(Extracted data entries)

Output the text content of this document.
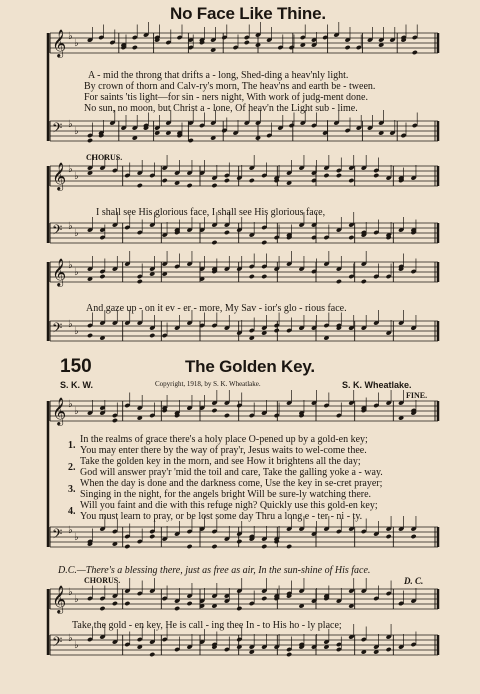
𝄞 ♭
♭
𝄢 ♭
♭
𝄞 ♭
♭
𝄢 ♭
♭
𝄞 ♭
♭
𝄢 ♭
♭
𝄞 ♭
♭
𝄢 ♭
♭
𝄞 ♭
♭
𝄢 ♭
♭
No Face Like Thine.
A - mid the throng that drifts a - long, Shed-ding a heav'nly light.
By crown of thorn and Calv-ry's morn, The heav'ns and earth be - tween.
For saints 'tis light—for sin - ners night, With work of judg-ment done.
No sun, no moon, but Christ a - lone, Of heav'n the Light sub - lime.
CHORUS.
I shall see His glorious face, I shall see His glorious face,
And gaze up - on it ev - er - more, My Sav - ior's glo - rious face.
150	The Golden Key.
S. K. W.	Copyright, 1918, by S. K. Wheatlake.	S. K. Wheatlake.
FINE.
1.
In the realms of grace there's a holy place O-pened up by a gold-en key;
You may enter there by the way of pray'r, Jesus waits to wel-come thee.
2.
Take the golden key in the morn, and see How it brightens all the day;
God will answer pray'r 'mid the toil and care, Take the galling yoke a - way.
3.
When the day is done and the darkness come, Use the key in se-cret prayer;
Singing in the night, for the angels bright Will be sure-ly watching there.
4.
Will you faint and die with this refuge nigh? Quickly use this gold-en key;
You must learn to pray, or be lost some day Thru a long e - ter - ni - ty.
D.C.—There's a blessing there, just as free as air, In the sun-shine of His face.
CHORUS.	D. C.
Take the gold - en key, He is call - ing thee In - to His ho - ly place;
==
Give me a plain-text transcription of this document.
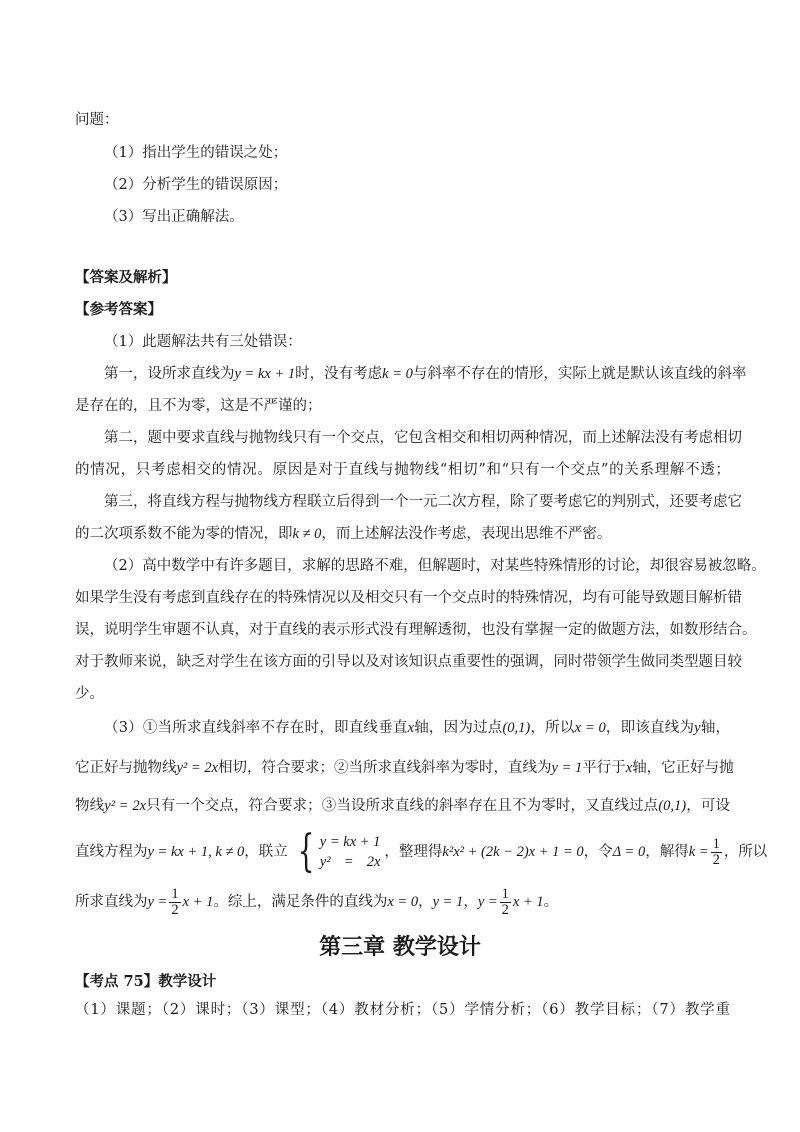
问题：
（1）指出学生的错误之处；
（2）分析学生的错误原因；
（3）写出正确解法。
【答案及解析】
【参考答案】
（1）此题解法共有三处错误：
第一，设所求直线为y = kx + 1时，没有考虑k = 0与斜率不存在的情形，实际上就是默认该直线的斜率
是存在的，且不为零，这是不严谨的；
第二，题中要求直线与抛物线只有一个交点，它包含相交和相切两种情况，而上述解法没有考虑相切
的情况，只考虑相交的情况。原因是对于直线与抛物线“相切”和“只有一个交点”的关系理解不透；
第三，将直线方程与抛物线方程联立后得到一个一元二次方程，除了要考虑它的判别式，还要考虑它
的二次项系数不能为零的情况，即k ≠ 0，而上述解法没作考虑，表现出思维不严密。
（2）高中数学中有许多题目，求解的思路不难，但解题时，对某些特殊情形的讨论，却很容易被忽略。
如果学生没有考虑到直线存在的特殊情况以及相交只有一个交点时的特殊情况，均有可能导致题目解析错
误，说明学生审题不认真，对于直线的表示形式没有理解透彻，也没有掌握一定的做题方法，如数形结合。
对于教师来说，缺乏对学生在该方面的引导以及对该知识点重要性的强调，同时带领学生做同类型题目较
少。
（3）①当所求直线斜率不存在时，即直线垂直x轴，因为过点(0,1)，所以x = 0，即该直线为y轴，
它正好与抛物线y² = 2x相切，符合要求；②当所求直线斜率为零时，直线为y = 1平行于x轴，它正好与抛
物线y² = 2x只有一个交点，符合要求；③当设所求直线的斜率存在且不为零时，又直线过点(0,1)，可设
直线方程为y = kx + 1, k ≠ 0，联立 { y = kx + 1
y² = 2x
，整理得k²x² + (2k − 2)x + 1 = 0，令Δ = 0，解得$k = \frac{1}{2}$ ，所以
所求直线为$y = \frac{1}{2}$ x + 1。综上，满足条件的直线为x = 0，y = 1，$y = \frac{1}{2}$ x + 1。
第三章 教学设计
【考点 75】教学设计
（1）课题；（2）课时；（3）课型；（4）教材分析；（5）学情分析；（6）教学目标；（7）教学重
==
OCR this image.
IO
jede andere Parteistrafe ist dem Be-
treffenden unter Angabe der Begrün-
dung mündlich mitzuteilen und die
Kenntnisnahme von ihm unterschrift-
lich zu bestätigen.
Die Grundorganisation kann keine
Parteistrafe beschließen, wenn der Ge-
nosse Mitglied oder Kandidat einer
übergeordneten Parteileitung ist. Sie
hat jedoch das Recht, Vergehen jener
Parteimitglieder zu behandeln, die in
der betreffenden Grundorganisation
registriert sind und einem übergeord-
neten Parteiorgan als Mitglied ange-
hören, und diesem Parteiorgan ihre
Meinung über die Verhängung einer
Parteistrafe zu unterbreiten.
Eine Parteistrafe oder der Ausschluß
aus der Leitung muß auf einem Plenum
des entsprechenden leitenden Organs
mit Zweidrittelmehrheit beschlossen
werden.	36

**Exercise description**
Report each line in the preceding entries that holds the string "morn".

**Output**
By crown of thorn and Calv-ry's morn, The heav'ns and earth be - tween.
Take the golden key in the morn, and see How it brightens all the day;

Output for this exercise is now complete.